Make an exact copy of all the records.

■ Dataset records
※

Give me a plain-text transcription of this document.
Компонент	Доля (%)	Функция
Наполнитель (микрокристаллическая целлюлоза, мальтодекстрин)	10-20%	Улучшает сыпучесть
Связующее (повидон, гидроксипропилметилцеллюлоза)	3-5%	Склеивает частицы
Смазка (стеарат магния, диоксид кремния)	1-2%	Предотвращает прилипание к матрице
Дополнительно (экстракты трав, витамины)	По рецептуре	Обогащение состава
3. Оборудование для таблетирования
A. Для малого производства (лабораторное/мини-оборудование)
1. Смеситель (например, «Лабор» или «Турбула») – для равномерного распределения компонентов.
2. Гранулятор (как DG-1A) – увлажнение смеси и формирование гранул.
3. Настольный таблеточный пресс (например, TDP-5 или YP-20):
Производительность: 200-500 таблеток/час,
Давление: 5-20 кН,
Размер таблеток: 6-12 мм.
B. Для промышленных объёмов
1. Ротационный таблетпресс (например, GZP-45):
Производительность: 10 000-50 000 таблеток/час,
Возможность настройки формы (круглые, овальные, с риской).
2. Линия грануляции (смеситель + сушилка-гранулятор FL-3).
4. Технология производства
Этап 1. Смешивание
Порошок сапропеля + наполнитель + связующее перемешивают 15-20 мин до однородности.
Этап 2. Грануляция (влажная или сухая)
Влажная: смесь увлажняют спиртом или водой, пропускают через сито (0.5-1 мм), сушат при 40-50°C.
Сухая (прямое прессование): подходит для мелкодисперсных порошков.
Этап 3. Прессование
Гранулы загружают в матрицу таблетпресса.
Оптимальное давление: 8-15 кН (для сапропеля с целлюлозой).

※

■ RESPONSE
Give me a plain-text transcription of this document.
Компонент	Доля (%)	Функция
Наполнитель (микрокристаллическая целлюлоза, мальтодекстрин)	10-20%	Улучшает сыпучесть
Связующее (повидон, гидроксипропилметилцеллюлоза)	3-5%	Склеивает частицы
Смазка (стеарат магния, диоксид кремния)	1-2%	Предотвращает прилипание к матрице
Дополнительно (экстракты трав, витамины)	По рецептуре	Обогащение состава
3. Оборудование для таблетирования
A. Для малого производства (лабораторное/мини-оборудование)
1. Смеситель (например, «Лабор» или «Турбула») – для равномерного распределения компонентов.
2. Гранулятор (как DG-1A) – увлажнение смеси и формирование гранул.
3. Настольный таблеточный пресс (например, TDP-5 или YP-20):
Производительность: 200-500 таблеток/час,
Давление: 5-20 кН,
Размер таблеток: 6-12 мм.
B. Для промышленных объёмов
1. Ротационный таблетпресс (например, GZP-45):
Производительность: 10 000-50 000 таблеток/час,
Возможность настройки формы (круглые, овальные, с риской).
2. Линия грануляции (смеситель + сушилка-гранулятор FL-3).
4. Технология производства
Этап 1. Смешивание
Порошок сапропеля + наполнитель + связующее перемешивают 15-20 мин до однородности.
Этап 2. Грануляция (влажная или сухая)
Влажная: смесь увлажняют спиртом или водой, пропускают через сито (0.5-1 мм), сушат при 40-50°C.
Сухая (прямое прессование): подходит для мелкодисперсных порошков.
Этап 3. Прессование
Гранулы загружают в матрицу таблетпресса.
Оптимальное давление: 8-15 кН (для сапропеля с целлюлозой).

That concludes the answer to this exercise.